Textauszug:
== == ==

Man sollte bei der Lektüre
den deutschen Titel einfach vergessen und sich vollends den Assoziationen und
reportagehaften Beschreibungen zuwenden. Das lohnt sich nämlich. Vollmanns Ich-Erzähler dürfte der »reale« Vollmann sein – alleine: es spielt keine Rolle. Um sich vor eventuellen Klagen zu schützen schreibt er augenzwinkernd in einem kleinen Vorwort, dass die Geschichten im Buch alle dem Hörensagen entspringen und die Fotos seien in Wirklichkeit stahlgraue Kreidezeichnungen. Er sei niemals bei der Fahrt auf einem Güterzug erwischt worden und habe sich demzufolge niemals des unbefugten Betretens von Bahneigentum schuldig gemacht.
Gewidmet ist dieses Buch
seinem Freund Steve Jones, ein Prinz des Stahlrosses, der ihn auf vielen
Touren begleitet hat; er ist der Held dieses Buches. Jones ist wesentlich
erfahrener als Vollmann und, obwohl älter, sportlich viel besser für diese nicht
ganz ungefährliche Art des Reisens konditioniert (der Ich-Erzähler gibt an, er
habe sich beim Abspringen von einem fahrenden Zug bereits einmal die Hüfte
gebrochen), während Vollmann die sozialen Kontakte besser zu knüpfen versteht,
denn beide tauchen mit (fast) allen Konsequenzen in diese Welt ab und
Übernachten beispielsweise im Freien.

== == ==

Bereitgestelltes Material:
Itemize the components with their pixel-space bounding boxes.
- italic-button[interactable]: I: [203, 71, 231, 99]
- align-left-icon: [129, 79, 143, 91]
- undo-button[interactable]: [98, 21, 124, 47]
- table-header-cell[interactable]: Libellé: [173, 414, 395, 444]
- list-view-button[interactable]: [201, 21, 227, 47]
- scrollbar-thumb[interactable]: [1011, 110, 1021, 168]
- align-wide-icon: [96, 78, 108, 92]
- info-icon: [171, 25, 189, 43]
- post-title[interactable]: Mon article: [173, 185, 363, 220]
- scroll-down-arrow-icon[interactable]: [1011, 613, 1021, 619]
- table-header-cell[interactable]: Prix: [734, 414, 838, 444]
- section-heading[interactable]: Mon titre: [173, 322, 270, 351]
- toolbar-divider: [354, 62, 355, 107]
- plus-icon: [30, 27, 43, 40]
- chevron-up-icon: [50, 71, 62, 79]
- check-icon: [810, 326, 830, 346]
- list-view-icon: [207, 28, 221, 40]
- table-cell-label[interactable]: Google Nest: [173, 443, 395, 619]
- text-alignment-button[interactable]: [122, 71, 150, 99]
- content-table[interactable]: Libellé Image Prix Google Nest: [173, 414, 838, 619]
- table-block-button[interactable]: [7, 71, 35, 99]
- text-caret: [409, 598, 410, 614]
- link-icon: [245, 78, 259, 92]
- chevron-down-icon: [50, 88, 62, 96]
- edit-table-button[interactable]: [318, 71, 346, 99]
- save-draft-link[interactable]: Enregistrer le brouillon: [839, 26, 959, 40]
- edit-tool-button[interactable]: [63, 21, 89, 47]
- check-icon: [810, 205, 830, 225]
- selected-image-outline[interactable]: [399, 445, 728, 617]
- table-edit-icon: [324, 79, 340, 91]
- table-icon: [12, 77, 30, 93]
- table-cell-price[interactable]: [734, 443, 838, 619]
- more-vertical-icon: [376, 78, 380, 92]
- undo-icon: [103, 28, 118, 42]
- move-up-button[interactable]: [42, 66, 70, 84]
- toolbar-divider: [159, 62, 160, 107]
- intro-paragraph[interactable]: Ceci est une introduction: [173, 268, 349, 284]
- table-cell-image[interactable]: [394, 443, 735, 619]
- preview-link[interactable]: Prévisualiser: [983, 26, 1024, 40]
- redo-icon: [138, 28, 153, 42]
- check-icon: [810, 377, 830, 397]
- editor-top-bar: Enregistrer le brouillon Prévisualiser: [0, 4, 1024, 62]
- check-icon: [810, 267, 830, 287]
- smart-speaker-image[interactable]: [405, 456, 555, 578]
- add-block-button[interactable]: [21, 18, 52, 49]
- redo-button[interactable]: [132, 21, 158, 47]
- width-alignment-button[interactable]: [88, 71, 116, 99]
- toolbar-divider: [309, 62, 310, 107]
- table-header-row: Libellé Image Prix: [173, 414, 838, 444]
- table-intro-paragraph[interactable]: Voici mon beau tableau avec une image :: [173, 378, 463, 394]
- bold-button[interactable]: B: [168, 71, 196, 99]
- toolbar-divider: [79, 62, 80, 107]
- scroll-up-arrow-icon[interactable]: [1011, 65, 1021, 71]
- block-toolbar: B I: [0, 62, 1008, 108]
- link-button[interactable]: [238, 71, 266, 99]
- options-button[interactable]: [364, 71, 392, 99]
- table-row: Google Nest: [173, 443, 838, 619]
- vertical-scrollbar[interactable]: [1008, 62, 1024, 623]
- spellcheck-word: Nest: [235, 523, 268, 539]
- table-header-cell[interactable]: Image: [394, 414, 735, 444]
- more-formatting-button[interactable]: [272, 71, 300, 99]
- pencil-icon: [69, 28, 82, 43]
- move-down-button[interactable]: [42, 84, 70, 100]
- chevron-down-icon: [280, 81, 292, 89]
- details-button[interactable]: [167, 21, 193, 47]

== == ==

Aufgaben:
A. Wem ist das Buch laut dem Textauszug gewidmet?
B. Schreibe aus dem Textauszug den Abschnitt ab, der mit „Gewidmet ist dieses“ beginnt und mit „beispielsweise im Freien.“ endet.

Antworten:
A. Vollmanns Freund Steve Jones.

B.
Gewidmet ist dieses Buch
seinem Freund Steve Jones, ein Prinz des Stahlrosses, der ihn auf vielen
Touren begleitet hat; er ist der Held dieses Buches. Jones ist wesentlich
erfahrener als Vollmann und, obwohl älter, sportlich viel besser für diese nicht
ganz ungefährliche Art des Reisens konditioniert (der Ich-Erzähler gibt an, er
habe sich beim Abspringen von einem fahrenden Zug bereits einmal die Hüfte
gebrochen), während Vollmann die sozialen Kontakte besser zu knüpfen versteht,
denn beide tauchen mit (fast) allen Konsequenzen in diese Welt ab und
Übernachten beispielsweise im Freien.